- [ROWS]
--- begin ---

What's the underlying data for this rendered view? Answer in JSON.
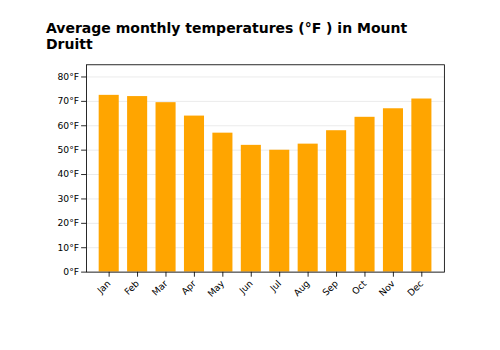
{
  "chart_data": {
    "type": "bar",
    "title": "Average monthly temperatures (°F ) in Mount Druitt",
    "categories": [
      "Jan",
      "Feb",
      "Mar",
      "Apr",
      "May",
      "Jun",
      "Jul",
      "Aug",
      "Sep",
      "Oct",
      "Nov",
      "Dec"
    ],
    "values": [
      72.5,
      72.0,
      69.5,
      64.0,
      57.0,
      52.0,
      50.0,
      52.5,
      58.0,
      63.5,
      67.0,
      71.0
    ],
    "color": "#FFA500",
    "ylim": [
      0,
      85
    ],
    "yticks": [
      {
        "value": 0,
        "label": "0°F"
      },
      {
        "value": 10,
        "label": "10°F"
      },
      {
        "value": 20,
        "label": "20°F"
      },
      {
        "value": 30,
        "label": "30°F"
      },
      {
        "value": 40,
        "label": "40°F"
      },
      {
        "value": 50,
        "label": "50°F"
      },
      {
        "value": 60,
        "label": "60°F"
      },
      {
        "value": 70,
        "label": "70°F"
      },
      {
        "value": 80,
        "label": "80°F"
      }
    ],
    "grid": true
  }
}
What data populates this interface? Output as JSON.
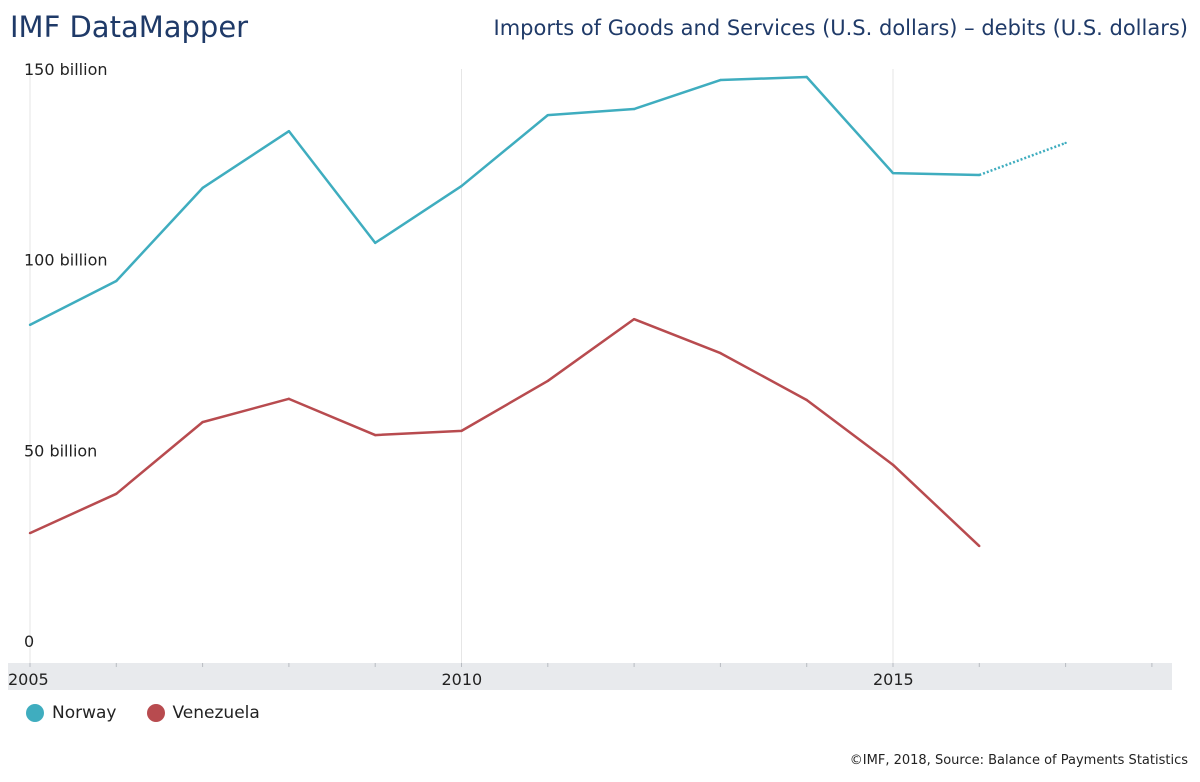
{
  "header": {
    "title": "IMF DataMapper",
    "subtitle": "Imports of Goods and Services (U.S. dollars) – debits (U.S. dollars)"
  },
  "footer": {
    "source": "©IMF, 2018, Source: Balance of Payments Statistics"
  },
  "chart_data": {
    "type": "line",
    "title": "Imports of Goods and Services (U.S. dollars) – debits (U.S. dollars)",
    "xlabel": "",
    "ylabel": "",
    "x": [
      2005,
      2006,
      2007,
      2008,
      2009,
      2010,
      2011,
      2012,
      2013,
      2014,
      2015,
      2016,
      2017
    ],
    "xlim": [
      2005,
      2018.5
    ],
    "ylim": [
      0,
      150
    ],
    "y_unit": "billion USD",
    "x_ticks": [
      "2005",
      "2010",
      "2015"
    ],
    "y_ticks": [
      {
        "v": 0,
        "label": "0"
      },
      {
        "v": 50,
        "label": "50 billion"
      },
      {
        "v": 100,
        "label": "100 billion"
      },
      {
        "v": 150,
        "label": "150 billion"
      }
    ],
    "legend_position": "bottom-left",
    "series": [
      {
        "name": "Norway",
        "color": "#3fadbf",
        "values": [
          82.9,
          94.4,
          118.8,
          133.7,
          104.4,
          119.3,
          137.9,
          139.5,
          147.1,
          147.9,
          122.7,
          122.2,
          130.6
        ],
        "projected_from": 2016
      },
      {
        "name": "Venezuela",
        "color": "#b84b4f",
        "values": [
          28.3,
          38.6,
          57.4,
          63.5,
          54.0,
          55.1,
          68.2,
          84.4,
          75.5,
          63.2,
          46.2,
          24.9,
          null
        ]
      }
    ]
  }
}
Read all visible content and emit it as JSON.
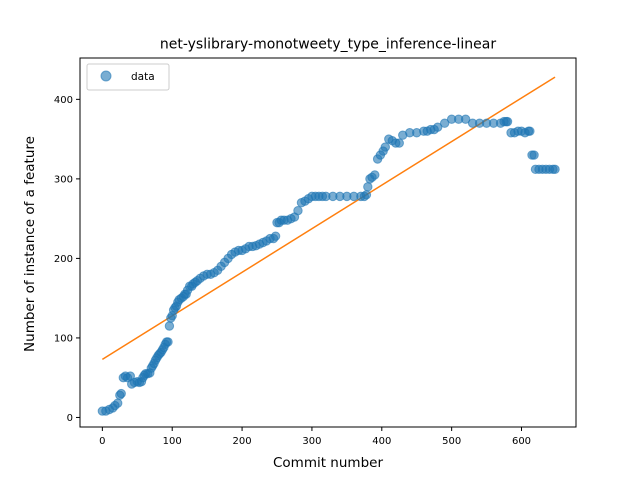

--- end ---

- [WRITTEN INSTRUCTION] Transcribe the material exactly, keeping every word and none of the pictures.

- [SOLUTION TO THIS TASK]
What's the underlying data for this rendered view? Answer in JSON.
{
  "chart_data": {
    "type": "bar",
    "title": "Average monthly temperatures (°F ) in Mount Druitt",
    "categories": [
      "Jan",
      "Feb",
      "Mar",
      "Apr",
      "May",
      "Jun",
      "Jul",
      "Aug",
      "Sep",
      "Oct",
      "Nov",
      "Dec"
    ],
    "values": [
      72.5,
      72.0,
      69.5,
      64.0,
      57.0,
      52.0,
      50.0,
      52.5,
      58.0,
      63.5,
      67.0,
      71.0
    ],
    "color": "#FFA500",
    "ylim": [
      0,
      85
    ],
    "yticks": [
      {
        "value": 0,
        "label": "0°F"
      },
      {
        "value": 10,
        "label": "10°F"
      },
      {
        "value": 20,
        "label": "20°F"
      },
      {
        "value": 30,
        "label": "30°F"
      },
      {
        "value": 40,
        "label": "40°F"
      },
      {
        "value": 50,
        "label": "50°F"
      },
      {
        "value": 60,
        "label": "60°F"
      },
      {
        "value": 70,
        "label": "70°F"
      },
      {
        "value": 80,
        "label": "80°F"
      }
    ],
    "grid": true
  }
}
What data populates this interface? Output as JSON.
{
  "header": {
    "title": "IMF DataMapper",
    "subtitle": "Imports of Goods and Services (U.S. dollars) – debits (U.S. dollars)"
  },
  "footer": {
    "source": "©IMF, 2018, Source: Balance of Payments Statistics"
  },
  "chart_data": {
    "type": "line",
    "title": "Imports of Goods and Services (U.S. dollars) – debits (U.S. dollars)",
    "xlabel": "",
    "ylabel": "",
    "x": [
      2005,
      2006,
      2007,
      2008,
      2009,
      2010,
      2011,
      2012,
      2013,
      2014,
      2015,
      2016,
      2017
    ],
    "xlim": [
      2005,
      2018.5
    ],
    "ylim": [
      0,
      150
    ],
    "y_unit": "billion USD",
    "x_ticks": [
      "2005",
      "2010",
      "2015"
    ],
    "y_ticks": [
      {
        "v": 0,
        "label": "0"
      },
      {
        "v": 50,
        "label": "50 billion"
      },
      {
        "v": 100,
        "label": "100 billion"
      },
      {
        "v": 150,
        "label": "150 billion"
      }
    ],
    "legend_position": "bottom-left",
    "series": [
      {
        "name": "Norway",
        "color": "#3fadbf",
        "values": [
          82.9,
          94.4,
          118.8,
          133.7,
          104.4,
          119.3,
          137.9,
          139.5,
          147.1,
          147.9,
          122.7,
          122.2,
          130.6
        ],
        "projected_from": 2016
      },
      {
        "name": "Venezuela",
        "color": "#b84b4f",
        "values": [
          28.3,
          38.6,
          57.4,
          63.5,
          54.0,
          55.1,
          68.2,
          84.4,
          75.5,
          63.2,
          46.2,
          24.9,
          null
        ]
      }
    ]
  }
}
Read all visible content and emit it as JSON.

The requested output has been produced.